• _Task goal_
Pull out every line with the word "HttpFoundation".

• _Extracted data_
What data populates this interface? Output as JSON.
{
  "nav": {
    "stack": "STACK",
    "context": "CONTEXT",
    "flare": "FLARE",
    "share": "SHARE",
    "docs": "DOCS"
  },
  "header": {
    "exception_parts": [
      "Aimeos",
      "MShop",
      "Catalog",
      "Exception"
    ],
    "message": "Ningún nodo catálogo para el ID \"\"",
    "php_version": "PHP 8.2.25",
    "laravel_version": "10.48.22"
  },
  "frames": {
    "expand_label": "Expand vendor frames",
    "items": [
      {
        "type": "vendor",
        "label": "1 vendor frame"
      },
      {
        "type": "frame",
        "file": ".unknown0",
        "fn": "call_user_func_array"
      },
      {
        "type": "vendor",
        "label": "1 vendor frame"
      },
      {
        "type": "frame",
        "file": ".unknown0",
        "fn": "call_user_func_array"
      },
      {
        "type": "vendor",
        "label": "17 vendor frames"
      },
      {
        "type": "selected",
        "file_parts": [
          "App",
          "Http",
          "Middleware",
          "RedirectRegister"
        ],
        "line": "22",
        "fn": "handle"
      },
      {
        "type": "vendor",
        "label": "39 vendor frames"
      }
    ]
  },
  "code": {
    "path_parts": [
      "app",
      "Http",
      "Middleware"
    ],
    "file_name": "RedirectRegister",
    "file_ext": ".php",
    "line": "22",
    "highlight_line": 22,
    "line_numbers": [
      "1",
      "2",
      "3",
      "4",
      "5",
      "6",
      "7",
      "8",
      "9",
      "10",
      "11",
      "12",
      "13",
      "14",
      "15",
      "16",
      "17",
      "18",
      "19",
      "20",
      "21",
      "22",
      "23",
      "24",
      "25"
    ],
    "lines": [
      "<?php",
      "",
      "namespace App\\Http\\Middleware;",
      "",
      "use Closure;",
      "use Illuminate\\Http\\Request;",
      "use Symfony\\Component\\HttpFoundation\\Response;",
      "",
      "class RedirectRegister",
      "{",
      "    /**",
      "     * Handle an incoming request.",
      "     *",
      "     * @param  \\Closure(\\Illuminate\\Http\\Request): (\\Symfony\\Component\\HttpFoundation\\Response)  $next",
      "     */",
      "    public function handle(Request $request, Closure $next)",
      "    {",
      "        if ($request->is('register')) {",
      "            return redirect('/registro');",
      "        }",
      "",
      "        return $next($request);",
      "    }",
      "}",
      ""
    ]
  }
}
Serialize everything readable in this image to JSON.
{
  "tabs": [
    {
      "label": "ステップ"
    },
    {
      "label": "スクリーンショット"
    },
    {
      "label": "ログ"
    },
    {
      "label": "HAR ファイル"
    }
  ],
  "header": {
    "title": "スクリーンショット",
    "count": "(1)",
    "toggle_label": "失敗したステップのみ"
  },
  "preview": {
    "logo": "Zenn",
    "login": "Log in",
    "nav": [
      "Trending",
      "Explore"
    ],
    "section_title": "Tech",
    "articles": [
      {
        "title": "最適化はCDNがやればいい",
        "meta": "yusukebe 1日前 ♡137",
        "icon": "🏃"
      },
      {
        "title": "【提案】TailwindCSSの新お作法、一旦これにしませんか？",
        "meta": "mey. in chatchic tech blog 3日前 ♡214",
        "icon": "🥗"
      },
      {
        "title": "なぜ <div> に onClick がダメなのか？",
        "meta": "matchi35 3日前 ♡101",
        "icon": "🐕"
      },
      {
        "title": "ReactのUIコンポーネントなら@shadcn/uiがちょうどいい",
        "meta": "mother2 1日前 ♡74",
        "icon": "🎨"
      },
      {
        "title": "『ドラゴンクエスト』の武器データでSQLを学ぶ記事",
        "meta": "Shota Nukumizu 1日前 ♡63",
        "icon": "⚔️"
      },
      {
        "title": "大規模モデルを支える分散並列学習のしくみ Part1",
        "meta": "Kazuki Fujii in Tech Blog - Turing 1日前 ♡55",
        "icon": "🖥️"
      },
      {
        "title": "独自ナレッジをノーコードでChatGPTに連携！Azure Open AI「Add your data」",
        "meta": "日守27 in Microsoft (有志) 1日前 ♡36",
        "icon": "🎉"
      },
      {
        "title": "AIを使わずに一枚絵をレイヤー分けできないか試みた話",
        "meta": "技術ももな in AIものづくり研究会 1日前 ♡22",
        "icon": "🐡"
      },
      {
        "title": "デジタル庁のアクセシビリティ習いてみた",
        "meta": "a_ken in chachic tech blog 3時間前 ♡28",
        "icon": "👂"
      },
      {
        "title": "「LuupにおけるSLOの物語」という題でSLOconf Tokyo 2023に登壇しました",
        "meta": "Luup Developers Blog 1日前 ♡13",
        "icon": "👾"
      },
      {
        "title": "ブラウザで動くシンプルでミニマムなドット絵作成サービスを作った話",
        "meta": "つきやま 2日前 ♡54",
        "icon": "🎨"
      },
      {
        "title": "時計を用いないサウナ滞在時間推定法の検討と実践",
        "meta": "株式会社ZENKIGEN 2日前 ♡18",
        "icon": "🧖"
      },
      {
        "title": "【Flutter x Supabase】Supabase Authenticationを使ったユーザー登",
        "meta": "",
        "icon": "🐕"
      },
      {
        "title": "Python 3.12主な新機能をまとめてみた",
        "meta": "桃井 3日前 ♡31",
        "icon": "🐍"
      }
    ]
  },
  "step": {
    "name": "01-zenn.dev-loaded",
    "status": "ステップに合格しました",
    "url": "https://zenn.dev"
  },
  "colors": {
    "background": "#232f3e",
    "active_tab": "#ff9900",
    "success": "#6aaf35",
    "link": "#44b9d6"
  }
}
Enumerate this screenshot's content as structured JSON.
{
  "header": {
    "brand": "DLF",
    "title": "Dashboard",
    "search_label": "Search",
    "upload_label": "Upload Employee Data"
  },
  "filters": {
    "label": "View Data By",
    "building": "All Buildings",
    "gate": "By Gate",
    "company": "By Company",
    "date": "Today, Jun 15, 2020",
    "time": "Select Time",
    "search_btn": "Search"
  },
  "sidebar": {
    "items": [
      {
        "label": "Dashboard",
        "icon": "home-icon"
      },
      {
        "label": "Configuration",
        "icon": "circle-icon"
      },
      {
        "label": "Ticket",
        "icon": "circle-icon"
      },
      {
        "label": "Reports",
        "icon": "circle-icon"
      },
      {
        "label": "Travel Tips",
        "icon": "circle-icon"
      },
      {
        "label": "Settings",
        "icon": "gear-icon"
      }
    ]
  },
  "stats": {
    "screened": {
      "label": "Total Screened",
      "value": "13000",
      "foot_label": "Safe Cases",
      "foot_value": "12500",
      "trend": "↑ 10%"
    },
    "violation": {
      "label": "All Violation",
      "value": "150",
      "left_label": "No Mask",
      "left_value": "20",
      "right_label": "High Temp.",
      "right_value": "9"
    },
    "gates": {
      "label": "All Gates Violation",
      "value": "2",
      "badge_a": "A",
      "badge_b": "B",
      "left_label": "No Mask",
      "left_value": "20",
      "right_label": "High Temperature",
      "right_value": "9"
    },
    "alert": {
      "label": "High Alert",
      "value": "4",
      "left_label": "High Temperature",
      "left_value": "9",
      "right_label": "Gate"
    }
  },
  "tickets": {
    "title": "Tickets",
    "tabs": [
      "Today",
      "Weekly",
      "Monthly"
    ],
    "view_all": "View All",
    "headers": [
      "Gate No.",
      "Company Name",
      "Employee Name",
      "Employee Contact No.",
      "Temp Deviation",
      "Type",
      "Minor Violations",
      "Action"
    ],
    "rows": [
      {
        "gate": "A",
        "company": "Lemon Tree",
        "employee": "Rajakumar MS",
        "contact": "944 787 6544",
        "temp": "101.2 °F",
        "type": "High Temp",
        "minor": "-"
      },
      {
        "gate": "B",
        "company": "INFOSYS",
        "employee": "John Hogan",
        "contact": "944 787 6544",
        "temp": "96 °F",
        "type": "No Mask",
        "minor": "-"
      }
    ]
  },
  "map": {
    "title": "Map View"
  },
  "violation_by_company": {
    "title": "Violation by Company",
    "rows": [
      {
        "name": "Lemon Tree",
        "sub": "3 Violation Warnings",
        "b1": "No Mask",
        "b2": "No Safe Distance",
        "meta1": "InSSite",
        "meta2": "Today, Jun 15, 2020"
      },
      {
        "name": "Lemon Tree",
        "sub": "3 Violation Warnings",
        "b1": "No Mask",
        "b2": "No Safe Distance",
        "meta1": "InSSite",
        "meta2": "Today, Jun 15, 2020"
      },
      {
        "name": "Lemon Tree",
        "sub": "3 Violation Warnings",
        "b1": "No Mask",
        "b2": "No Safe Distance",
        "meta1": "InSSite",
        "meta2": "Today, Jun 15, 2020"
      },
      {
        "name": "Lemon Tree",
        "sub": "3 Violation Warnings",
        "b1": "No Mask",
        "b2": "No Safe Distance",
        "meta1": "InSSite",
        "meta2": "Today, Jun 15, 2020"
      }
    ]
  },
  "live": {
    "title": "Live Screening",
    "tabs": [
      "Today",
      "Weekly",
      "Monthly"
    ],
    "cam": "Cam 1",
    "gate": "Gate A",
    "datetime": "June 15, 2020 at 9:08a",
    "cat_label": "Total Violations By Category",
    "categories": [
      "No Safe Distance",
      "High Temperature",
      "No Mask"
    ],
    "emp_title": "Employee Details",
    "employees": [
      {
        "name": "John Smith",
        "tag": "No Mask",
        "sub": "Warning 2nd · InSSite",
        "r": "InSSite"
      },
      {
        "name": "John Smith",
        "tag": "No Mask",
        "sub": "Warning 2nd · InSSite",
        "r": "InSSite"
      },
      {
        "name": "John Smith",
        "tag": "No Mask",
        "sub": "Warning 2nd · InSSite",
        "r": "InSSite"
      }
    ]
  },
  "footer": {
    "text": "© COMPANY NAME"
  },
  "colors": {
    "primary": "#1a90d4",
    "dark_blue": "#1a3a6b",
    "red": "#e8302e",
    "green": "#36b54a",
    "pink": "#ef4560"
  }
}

• _Solution_
      "use Symfony\\Component\\HttpFoundation\\Response;",
      "     * @param  \\Closure(\\Illuminate\\Http\\Request): (\\Symfony\\Component\\HttpFoundation\\Response)  $next",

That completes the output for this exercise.